# EXERCISE AIM
Tally every line featuring "Google", then give that tally alone.

— Start EXTRACTED INFORMATION —

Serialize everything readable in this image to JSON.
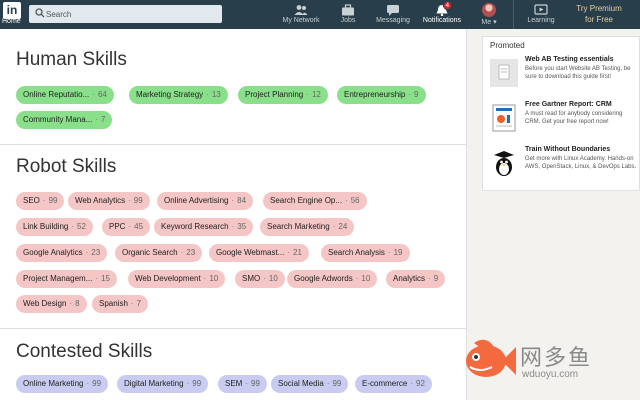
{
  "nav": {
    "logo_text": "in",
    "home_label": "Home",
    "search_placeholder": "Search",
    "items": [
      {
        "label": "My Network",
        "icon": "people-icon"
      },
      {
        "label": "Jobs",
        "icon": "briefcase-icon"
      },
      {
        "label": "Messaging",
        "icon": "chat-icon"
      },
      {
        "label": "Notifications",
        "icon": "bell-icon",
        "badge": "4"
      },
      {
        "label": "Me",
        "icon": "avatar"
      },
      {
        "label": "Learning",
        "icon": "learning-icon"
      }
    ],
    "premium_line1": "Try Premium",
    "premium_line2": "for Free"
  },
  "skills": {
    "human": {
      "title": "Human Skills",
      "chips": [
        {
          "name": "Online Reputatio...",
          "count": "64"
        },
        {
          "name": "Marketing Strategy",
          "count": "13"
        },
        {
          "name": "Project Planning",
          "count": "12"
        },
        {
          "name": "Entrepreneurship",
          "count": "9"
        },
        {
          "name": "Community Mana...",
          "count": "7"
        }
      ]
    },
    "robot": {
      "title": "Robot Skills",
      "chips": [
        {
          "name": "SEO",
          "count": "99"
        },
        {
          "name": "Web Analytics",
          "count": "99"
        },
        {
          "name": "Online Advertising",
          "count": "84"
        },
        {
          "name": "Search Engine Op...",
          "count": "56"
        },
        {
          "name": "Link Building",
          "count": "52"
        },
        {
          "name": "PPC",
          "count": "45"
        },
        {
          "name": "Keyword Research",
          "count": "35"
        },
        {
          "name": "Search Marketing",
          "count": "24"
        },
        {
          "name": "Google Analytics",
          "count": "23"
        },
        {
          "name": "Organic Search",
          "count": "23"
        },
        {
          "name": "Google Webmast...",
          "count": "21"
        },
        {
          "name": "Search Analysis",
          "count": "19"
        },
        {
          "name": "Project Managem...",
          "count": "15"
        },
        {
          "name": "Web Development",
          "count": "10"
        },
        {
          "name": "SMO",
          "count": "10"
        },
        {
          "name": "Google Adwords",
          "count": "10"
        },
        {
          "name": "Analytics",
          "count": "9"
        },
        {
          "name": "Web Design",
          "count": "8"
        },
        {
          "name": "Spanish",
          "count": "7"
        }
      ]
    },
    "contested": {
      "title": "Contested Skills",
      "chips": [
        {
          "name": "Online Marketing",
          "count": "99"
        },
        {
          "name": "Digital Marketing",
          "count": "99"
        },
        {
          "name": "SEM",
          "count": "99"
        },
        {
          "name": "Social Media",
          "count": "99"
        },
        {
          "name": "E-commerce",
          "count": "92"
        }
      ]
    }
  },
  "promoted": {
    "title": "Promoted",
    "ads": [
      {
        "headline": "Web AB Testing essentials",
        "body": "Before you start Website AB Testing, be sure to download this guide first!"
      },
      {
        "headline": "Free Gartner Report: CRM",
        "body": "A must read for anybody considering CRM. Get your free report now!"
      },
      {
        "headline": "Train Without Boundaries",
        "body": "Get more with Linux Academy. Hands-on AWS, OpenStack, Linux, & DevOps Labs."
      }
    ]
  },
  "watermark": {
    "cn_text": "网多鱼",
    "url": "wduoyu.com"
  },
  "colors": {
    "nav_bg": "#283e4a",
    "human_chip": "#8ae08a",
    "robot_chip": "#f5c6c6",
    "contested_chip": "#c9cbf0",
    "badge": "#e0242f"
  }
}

— End EXTRACTED INFORMATION —

# THE REPLY
3